PROBLEM TO SOLVE:
Render the material again word for word, skipping the pictures in it.

DATA SUPPLIED:
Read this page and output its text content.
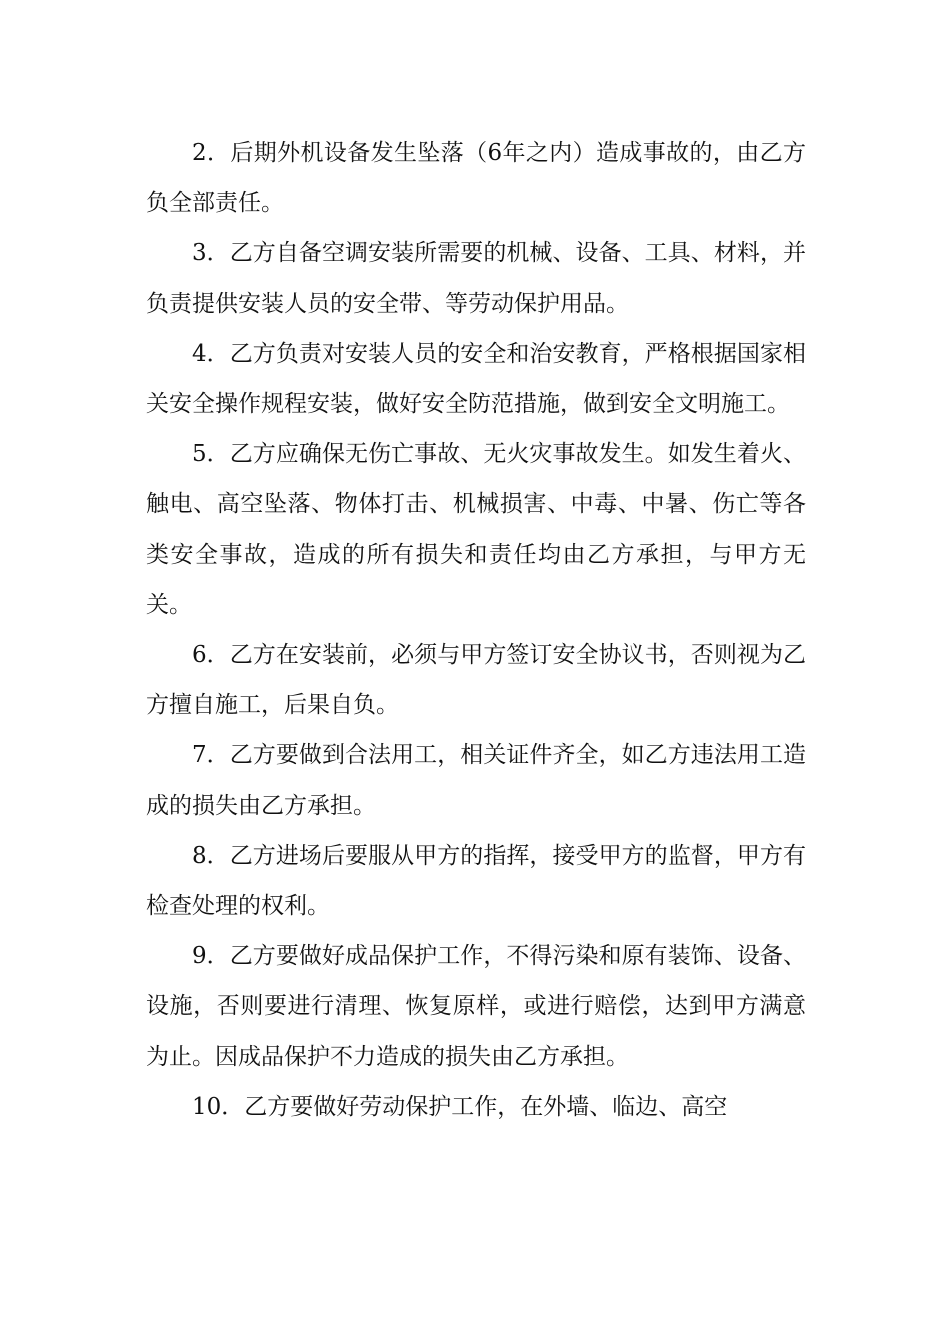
2．后期外机设备发生坠落（6年之内）造成事故的，由乙方负全部责任。

3．乙方自备空调安装所需要的机械、设备、工具、材料，并负责提供安装人员的安全带、等劳动保护用品。

4．乙方负责对安装人员的安全和治安教育，严格根据国家相关安全操作规程安装，做好安全防范措施，做到安全文明施工。

5．乙方应确保无伤亡事故、无火灾事故发生。如发生着火、触电、高空坠落、物体打击、机械损害、中毒、中暑、伤亡等各类安全事故，造成的所有损失和责任均由乙方承担，与甲方无关。

6．乙方在安装前，必须与甲方签订安全协议书，否则视为乙方擅自施工，后果自负。

7．乙方要做到合法用工，相关证件齐全，如乙方违法用工造成的损失由乙方承担。

8．乙方进场后要服从甲方的指挥，接受甲方的监督，甲方有检查处理的权利。

9．乙方要做好成品保护工作，不得污染和原有装饰、设备、设施，否则要进行清理、恢复原样，或进行赔偿，达到甲方满意为止。因成品保护不力造成的损失由乙方承担。

10．乙方要做好劳动保护工作，在外墙、临边、高空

REPLY TO THE TASK:
Read this page and output its text content.
2．后期外机设备发生坠落（6年之内）造成事故的，由乙方负全部责任。

3．乙方自备空调安装所需要的机械、设备、工具、材料，并负责提供安装人员的安全带、等劳动保护用品。

4．乙方负责对安装人员的安全和治安教育，严格根据国家相关安全操作规程安装，做好安全防范措施，做到安全文明施工。

5．乙方应确保无伤亡事故、无火灾事故发生。如发生着火、触电、高空坠落、物体打击、机械损害、中毒、中暑、伤亡等各类安全事故，造成的所有损失和责任均由乙方承担，与甲方无关。

6．乙方在安装前，必须与甲方签订安全协议书，否则视为乙方擅自施工，后果自负。

7．乙方要做到合法用工，相关证件齐全，如乙方违法用工造成的损失由乙方承担。

8．乙方进场后要服从甲方的指挥，接受甲方的监督，甲方有检查处理的权利。

9．乙方要做好成品保护工作，不得污染和原有装饰、设备、设施，否则要进行清理、恢复原样，或进行赔偿，达到甲方满意为止。因成品保护不力造成的损失由乙方承担。

10．乙方要做好劳动保护工作，在外墙、临边、高空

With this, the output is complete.